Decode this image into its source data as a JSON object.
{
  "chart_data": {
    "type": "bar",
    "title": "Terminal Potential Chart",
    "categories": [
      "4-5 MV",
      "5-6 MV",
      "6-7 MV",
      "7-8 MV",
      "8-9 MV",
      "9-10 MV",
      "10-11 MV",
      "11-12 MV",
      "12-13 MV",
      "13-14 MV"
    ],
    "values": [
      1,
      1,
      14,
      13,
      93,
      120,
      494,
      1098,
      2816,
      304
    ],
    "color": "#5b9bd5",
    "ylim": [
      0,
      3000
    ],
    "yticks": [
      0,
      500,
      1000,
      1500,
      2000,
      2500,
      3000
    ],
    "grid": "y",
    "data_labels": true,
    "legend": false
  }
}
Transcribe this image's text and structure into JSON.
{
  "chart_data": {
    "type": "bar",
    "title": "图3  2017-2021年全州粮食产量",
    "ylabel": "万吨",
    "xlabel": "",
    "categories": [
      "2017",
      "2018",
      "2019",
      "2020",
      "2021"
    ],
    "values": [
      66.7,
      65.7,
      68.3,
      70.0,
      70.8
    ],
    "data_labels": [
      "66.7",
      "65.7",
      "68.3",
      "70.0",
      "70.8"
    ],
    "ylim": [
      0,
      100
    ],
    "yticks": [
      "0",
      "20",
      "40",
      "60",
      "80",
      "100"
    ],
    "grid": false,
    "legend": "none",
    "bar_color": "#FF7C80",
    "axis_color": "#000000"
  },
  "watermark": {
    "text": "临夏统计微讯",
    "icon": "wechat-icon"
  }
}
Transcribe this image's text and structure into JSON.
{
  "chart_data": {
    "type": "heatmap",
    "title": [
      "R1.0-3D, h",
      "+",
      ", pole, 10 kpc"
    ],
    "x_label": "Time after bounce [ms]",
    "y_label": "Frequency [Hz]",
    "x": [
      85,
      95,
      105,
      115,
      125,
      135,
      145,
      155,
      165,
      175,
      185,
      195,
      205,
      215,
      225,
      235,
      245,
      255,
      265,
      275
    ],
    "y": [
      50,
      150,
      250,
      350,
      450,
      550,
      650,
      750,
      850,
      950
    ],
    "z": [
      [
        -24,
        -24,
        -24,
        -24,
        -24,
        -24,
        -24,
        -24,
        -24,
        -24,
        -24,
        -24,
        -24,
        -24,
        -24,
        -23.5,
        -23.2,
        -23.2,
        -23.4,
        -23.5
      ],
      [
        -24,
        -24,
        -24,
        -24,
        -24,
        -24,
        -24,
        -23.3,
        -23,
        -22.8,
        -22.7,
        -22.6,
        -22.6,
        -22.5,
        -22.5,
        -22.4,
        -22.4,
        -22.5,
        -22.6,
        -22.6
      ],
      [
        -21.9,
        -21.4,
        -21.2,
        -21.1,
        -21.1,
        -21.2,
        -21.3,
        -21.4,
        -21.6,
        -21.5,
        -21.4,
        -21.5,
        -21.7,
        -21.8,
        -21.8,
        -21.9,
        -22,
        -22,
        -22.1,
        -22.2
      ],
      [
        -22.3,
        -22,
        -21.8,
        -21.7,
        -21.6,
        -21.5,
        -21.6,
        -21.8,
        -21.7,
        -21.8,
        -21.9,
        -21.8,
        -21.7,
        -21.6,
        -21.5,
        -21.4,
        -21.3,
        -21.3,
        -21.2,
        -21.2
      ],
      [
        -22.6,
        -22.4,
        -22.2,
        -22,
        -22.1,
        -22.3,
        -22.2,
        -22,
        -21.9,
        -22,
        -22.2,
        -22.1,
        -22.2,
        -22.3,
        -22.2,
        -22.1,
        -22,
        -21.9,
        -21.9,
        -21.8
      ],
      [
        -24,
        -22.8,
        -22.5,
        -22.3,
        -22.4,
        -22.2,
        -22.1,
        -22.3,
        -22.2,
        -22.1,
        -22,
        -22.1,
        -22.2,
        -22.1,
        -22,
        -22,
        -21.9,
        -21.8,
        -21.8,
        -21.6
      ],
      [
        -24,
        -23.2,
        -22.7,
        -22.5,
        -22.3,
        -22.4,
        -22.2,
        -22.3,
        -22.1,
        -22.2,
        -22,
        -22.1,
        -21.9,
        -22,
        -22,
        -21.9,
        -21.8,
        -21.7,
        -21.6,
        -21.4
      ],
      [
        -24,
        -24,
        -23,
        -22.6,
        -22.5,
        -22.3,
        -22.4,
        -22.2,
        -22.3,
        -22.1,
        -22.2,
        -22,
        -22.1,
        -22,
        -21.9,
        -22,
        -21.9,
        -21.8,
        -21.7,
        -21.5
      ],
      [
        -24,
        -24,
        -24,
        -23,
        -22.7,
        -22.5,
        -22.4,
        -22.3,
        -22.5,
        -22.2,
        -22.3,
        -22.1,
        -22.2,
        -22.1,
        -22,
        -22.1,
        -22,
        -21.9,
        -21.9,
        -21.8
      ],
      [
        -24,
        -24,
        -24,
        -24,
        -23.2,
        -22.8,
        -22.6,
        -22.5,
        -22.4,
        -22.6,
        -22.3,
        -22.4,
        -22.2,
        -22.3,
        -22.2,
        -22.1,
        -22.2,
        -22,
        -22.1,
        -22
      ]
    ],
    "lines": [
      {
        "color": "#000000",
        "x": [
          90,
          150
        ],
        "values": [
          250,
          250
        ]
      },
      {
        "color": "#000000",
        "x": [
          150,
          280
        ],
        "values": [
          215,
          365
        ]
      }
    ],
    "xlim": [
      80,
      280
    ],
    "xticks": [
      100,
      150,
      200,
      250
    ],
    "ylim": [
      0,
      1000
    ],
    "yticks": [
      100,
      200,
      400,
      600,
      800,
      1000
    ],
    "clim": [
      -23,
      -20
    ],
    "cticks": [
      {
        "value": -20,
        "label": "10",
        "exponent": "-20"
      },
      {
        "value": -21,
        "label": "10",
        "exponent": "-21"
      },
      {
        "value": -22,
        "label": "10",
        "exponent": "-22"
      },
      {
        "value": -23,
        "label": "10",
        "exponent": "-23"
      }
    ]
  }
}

--- --- ---

* Given request: From the data, pick out every line that includes "exponent".

* Solution to the problem:
        "exponent": "-20"
        "exponent": "-21"
        "exponent": "-22"
        "exponent": "-23"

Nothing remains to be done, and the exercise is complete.